- Task description
From the entries below, please gather each line containing the string "that".

━━━━━ Data in this exercise

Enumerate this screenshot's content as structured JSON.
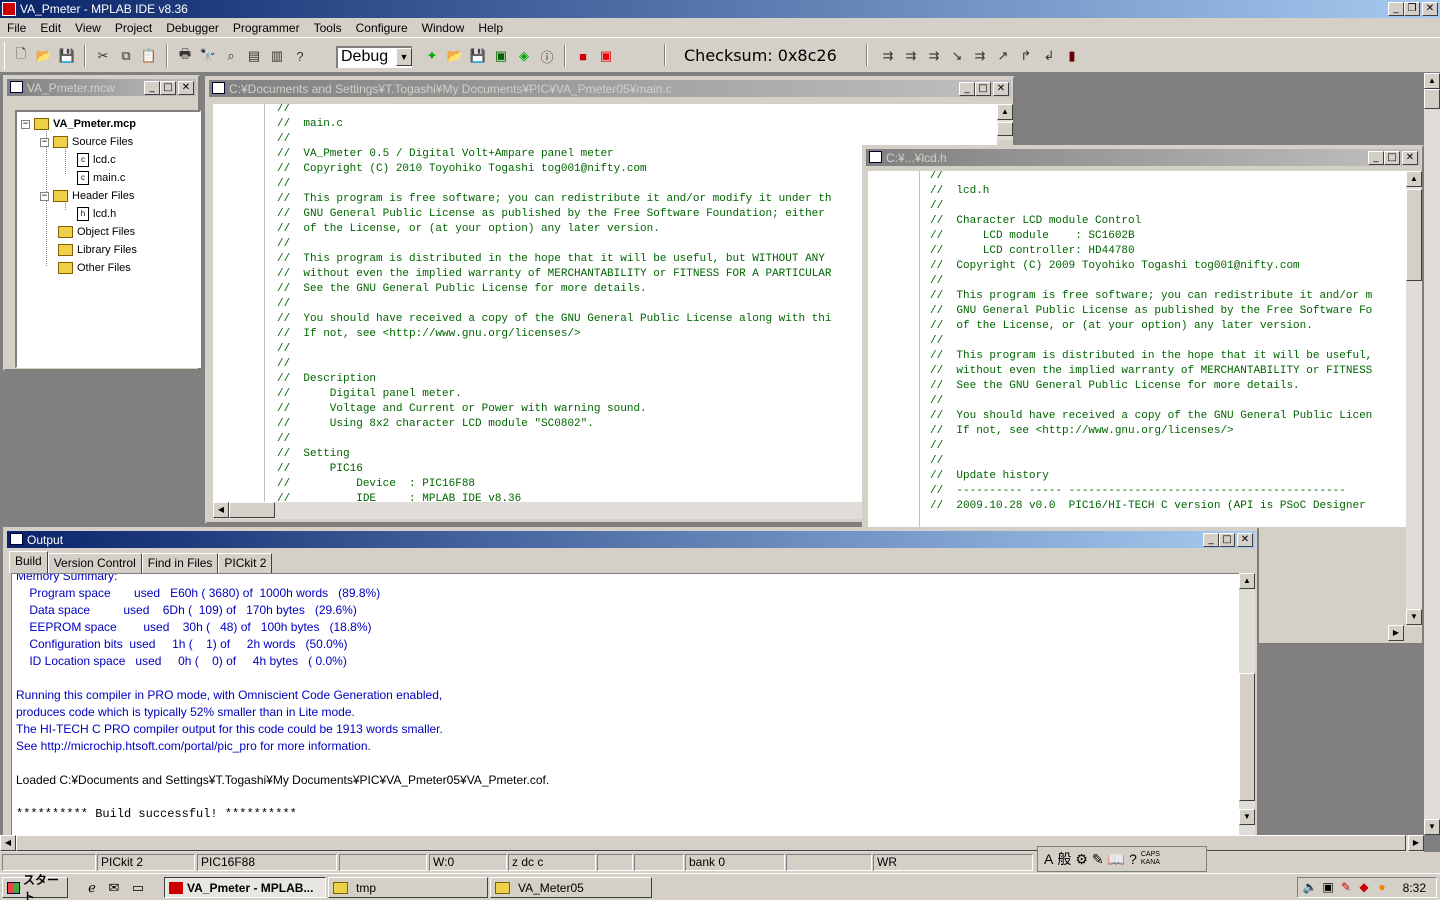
{
  "app": {
    "title": "VA_Pmeter - MPLAB IDE v8.36"
  },
  "menu": [
    "File",
    "Edit",
    "View",
    "Project",
    "Debugger",
    "Programmer",
    "Tools",
    "Configure",
    "Window",
    "Help"
  ],
  "toolbar": {
    "config": "Debug",
    "checksum": "Checksum: 0x8c26",
    "icons": [
      "new-file-icon",
      "open-icon",
      "save-icon",
      "cut-icon",
      "copy-icon",
      "paste-icon",
      "print-icon",
      "find-icon",
      "find-in-files-icon",
      "workspace-icon",
      "output-icon",
      "help-icon"
    ]
  },
  "project": {
    "title": "VA_Pmeter.mcw",
    "root": "VA_Pmeter.mcp",
    "source_folder": "Source Files",
    "source_files": [
      "lcd.c",
      "main.c"
    ],
    "header_folder": "Header Files",
    "header_files": [
      "lcd.h"
    ],
    "object_folder": "Object Files",
    "library_folder": "Library Files",
    "other_folder": "Other Files"
  },
  "main_editor": {
    "title": "C:¥Documents and Settings¥T.Togashi¥My Documents¥PIC¥VA_Pmeter05¥main.c",
    "lines": [
      "//",
      "//  main.c",
      "//",
      "//  VA_Pmeter 0.5 / Digital Volt+Ampare panel meter",
      "//  Copyright (C) 2010 Toyohiko Togashi tog001@nifty.com",
      "//",
      "//  This program is free software; you can redistribute it and/or modify it under th",
      "//  GNU General Public License as published by the Free Software Foundation; either",
      "//  of the License, or (at your option) any later version.",
      "//",
      "//  This program is distributed in the hope that it will be useful, but WITHOUT ANY",
      "//  without even the implied warranty of MERCHANTABILITY or FITNESS FOR A PARTICULAR",
      "//  See the GNU General Public License for more details.",
      "//",
      "//  You should have received a copy of the GNU General Public License along with thi",
      "//  If not, see <http://www.gnu.org/licenses/>",
      "//",
      "//",
      "//  Description",
      "//      Digital panel meter.",
      "//      Voltage and Current or Power with warning sound.",
      "//      Using 8x2 character LCD module \"SC0802\".",
      "//",
      "//  Setting",
      "//      PIC16",
      "//          Device  : PIC16F88",
      "//          IDE     : MPLAB IDE v8.36"
    ]
  },
  "lcd_editor": {
    "title": "C:¥...¥lcd.h",
    "lines": [
      "//",
      "//  lcd.h",
      "//",
      "//  Character LCD module Control",
      "//      LCD module    : SC1602B",
      "//      LCD controller: HD44780",
      "//  Copyright (C) 2009 Toyohiko Togashi tog001@nifty.com",
      "//",
      "//  This program is free software; you can redistribute it and/or m",
      "//  GNU General Public License as published by the Free Software Fo",
      "//  of the License, or (at your option) any later version.",
      "//",
      "//  This program is distributed in the hope that it will be useful,",
      "//  without even the implied warranty of MERCHANTABILITY or FITNESS",
      "//  See the GNU General Public License for more details.",
      "//",
      "//  You should have received a copy of the GNU General Public Licen",
      "//  If not, see <http://www.gnu.org/licenses/>",
      "//",
      "//",
      "//  Update history",
      "//  ---------- ----- ------------------------------------------",
      "//  2009.10.28 v0.0  PIC16/HI-TECH C version (API is PSoC Designer"
    ]
  },
  "output": {
    "title": "Output",
    "tabs": [
      "Build",
      "Version Control",
      "Find in Files",
      "PICkit 2"
    ],
    "lines": [
      {
        "text": "Memory Summary:",
        "style": ""
      },
      {
        "text": "    Program space       used   E60h ( 3680) of  1000h words   (89.8%)",
        "style": ""
      },
      {
        "text": "    Data space          used    6Dh (  109) of   170h bytes   (29.6%)",
        "style": ""
      },
      {
        "text": "    EEPROM space        used    30h (   48) of   100h bytes   (18.8%)",
        "style": ""
      },
      {
        "text": "    Configuration bits  used     1h (    1) of     2h words   (50.0%)",
        "style": ""
      },
      {
        "text": "    ID Location space   used     0h (    0) of     4h bytes   ( 0.0%)",
        "style": ""
      },
      {
        "text": "",
        "style": ""
      },
      {
        "text": "Running this compiler in PRO mode, with Omniscient Code Generation enabled,",
        "style": ""
      },
      {
        "text": "produces code which is typically 52% smaller than in Lite mode.",
        "style": ""
      },
      {
        "text": "The HI-TECH C PRO compiler output for this code could be 1913 words smaller.",
        "style": ""
      },
      {
        "text": "See http://microchip.htsoft.com/portal/pic_pro for more information.",
        "style": ""
      },
      {
        "text": "",
        "style": ""
      },
      {
        "text": "Loaded C:¥Documents and Settings¥T.Togashi¥My Documents¥PIC¥VA_Pmeter05¥VA_Pmeter.cof.",
        "style": "black"
      },
      {
        "text": "",
        "style": ""
      },
      {
        "text": "********** Build successful! **********",
        "style": "mono"
      }
    ]
  },
  "status": {
    "programmer": "PICkit 2",
    "device": "PIC16F88",
    "w": "W:0",
    "flags": "z dc c",
    "bank": "bank 0",
    "wr": "WR"
  },
  "ime": {
    "mode": "A",
    "kana": "般",
    "caps": "CAPS KANA"
  },
  "taskbar": {
    "start": "スタート",
    "tasks": [
      "VA_Pmeter - MPLAB...",
      "tmp",
      "VA_Meter05"
    ],
    "clock": "8:32"
  },
  "colors": {
    "title_active": "#0a246a",
    "code_comment": "#006400",
    "output_text": "#0000c0"
  }
}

━━━━━━━━━━

- Exercise output
      "//  This program is distributed in the hope that it will be useful, but WITHOUT ANY",
      "//  This program is distributed in the hope that it will be useful,",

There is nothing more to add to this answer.